- Work required: Word for word, transcribe the lines below and drop the pictures.

- The records:
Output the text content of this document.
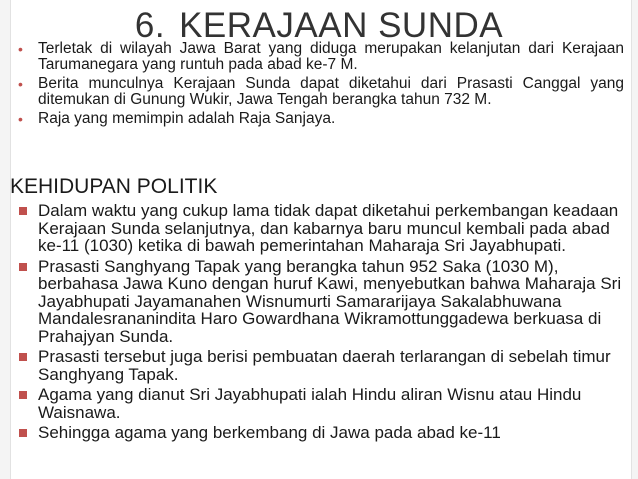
6. KERAJAAN SUNDA
• Terletak di wilayah Jawa Barat yang diduga merupakan kelanjutan dari Kerajaan Tarumanegara yang runtuh pada abad ke-7 M.
• Berita munculnya Kerajaan Sunda dapat diketahui dari Prasasti Canggal yang ditemukan di Gunung Wukir, Jawa Tengah berangka tahun 732 M.
• Raja yang memimpin adalah Raja Sanjaya.
KEHIDUPAN POLITIK
Dalam waktu yang cukup lama tidak dapat diketahui perkembangan keadaan Kerajaan Sunda selanjutnya, dan kabarnya baru muncul kembali pada abad ke-11 (1030) ketika di bawah pemerintahan Maharaja Sri Jayabhupati.
Prasasti Sanghyang Tapak yang berangka tahun 952 Saka (1030 M), berbahasa Jawa Kuno dengan huruf Kawi, menyebutkan bahwa Maharaja Sri Jayabhupati Jayamanahen Wisnumurti Samararijaya Sakalabhuwana Mandalesrananindita Haro Gowardhana Wikramottunggadewa berkuasa di Prahajyan Sunda.
Prasasti tersebut juga berisi pembuatan daerah terlarangan di sebelah timur Sanghyang Tapak.
Agama yang dianut Sri Jayabhupati ialah Hindu aliran Wisnu atau Hindu Waisnawa.
Sehingga agama yang berkembang di Jawa pada abad ke-11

- Written answer:
Output the text content of this document.
6. KERAJAAN SUNDA
• Terletak di wilayah Jawa Barat yang diduga merupakan kelanjutan dari Kerajaan Tarumanegara yang runtuh pada abad ke-7 M.
• Berita munculnya Kerajaan Sunda dapat diketahui dari Prasasti Canggal yang ditemukan di Gunung Wukir, Jawa Tengah berangka tahun 732 M.
• Raja yang memimpin adalah Raja Sanjaya.
KEHIDUPAN POLITIK
Dalam waktu yang cukup lama tidak dapat diketahui perkembangan keadaan Kerajaan Sunda selanjutnya, dan kabarnya baru muncul kembali pada abad ke-11 (1030) ketika di bawah pemerintahan Maharaja Sri Jayabhupati.
Prasasti Sanghyang Tapak yang berangka tahun 952 Saka (1030 M), berbahasa Jawa Kuno dengan huruf Kawi, menyebutkan bahwa Maharaja Sri Jayabhupati Jayamanahen Wisnumurti Samararijaya Sakalabhuwana Mandalesrananindita Haro Gowardhana Wikramottunggadewa berkuasa di Prahajyan Sunda.
Prasasti tersebut juga berisi pembuatan daerah terlarangan di sebelah timur Sanghyang Tapak.
Agama yang dianut Sri Jayabhupati ialah Hindu aliran Wisnu atau Hindu Waisnawa.
Sehingga agama yang berkembang di Jawa pada abad ke-11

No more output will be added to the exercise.